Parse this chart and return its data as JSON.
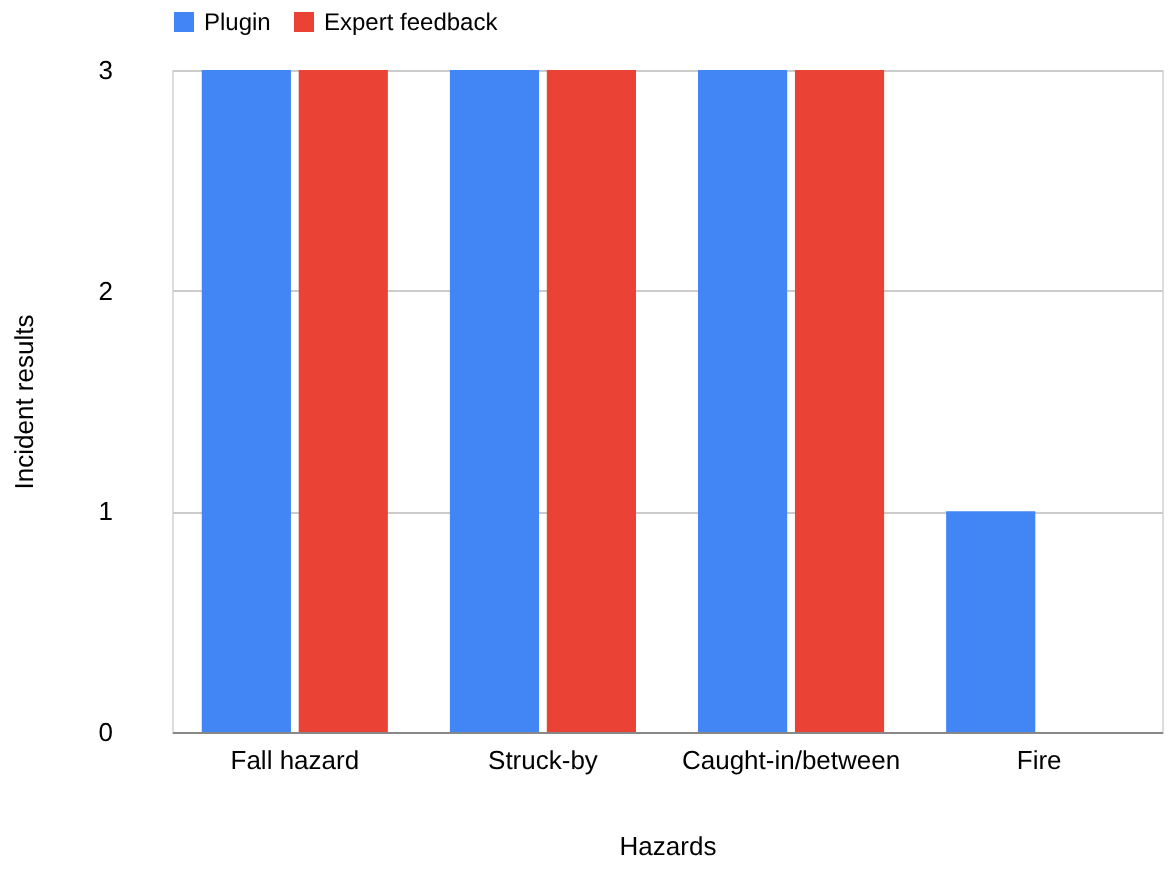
{
  "chart_data": {
    "type": "bar",
    "xlabel": "Hazards",
    "ylabel": "Incident results",
    "categories": [
      "Fall hazard",
      "Struck-by",
      "Caught-in/between",
      "Fire"
    ],
    "series": [
      {
        "name": "Plugin",
        "color": "#4285f4",
        "values": [
          3,
          3,
          3,
          1
        ]
      },
      {
        "name": "Expert feedback",
        "color": "#ea4335",
        "values": [
          3,
          3,
          3,
          0
        ]
      }
    ],
    "ylim": [
      0,
      3
    ],
    "yticks": [
      0,
      1,
      2,
      3
    ],
    "grid": "y",
    "legend": "top"
  }
}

-*-*-

*To do*. Make a word-for-word copy of the entries, without any pictures.

*The answer*.
Parse this chart and return its data as JSON.
{
  "chart_data": {
    "type": "bar",
    "xlabel": "Hazards",
    "ylabel": "Incident results",
    "categories": [
      "Fall hazard",
      "Struck-by",
      "Caught-in/between",
      "Fire"
    ],
    "series": [
      {
        "name": "Plugin",
        "color": "#4285f4",
        "values": [
          3,
          3,
          3,
          1
        ]
      },
      {
        "name": "Expert feedback",
        "color": "#ea4335",
        "values": [
          3,
          3,
          3,
          0
        ]
      }
    ],
    "ylim": [
      0,
      3
    ],
    "yticks": [
      0,
      1,
      2,
      3
    ],
    "grid": "y",
    "legend": "top"
  }
}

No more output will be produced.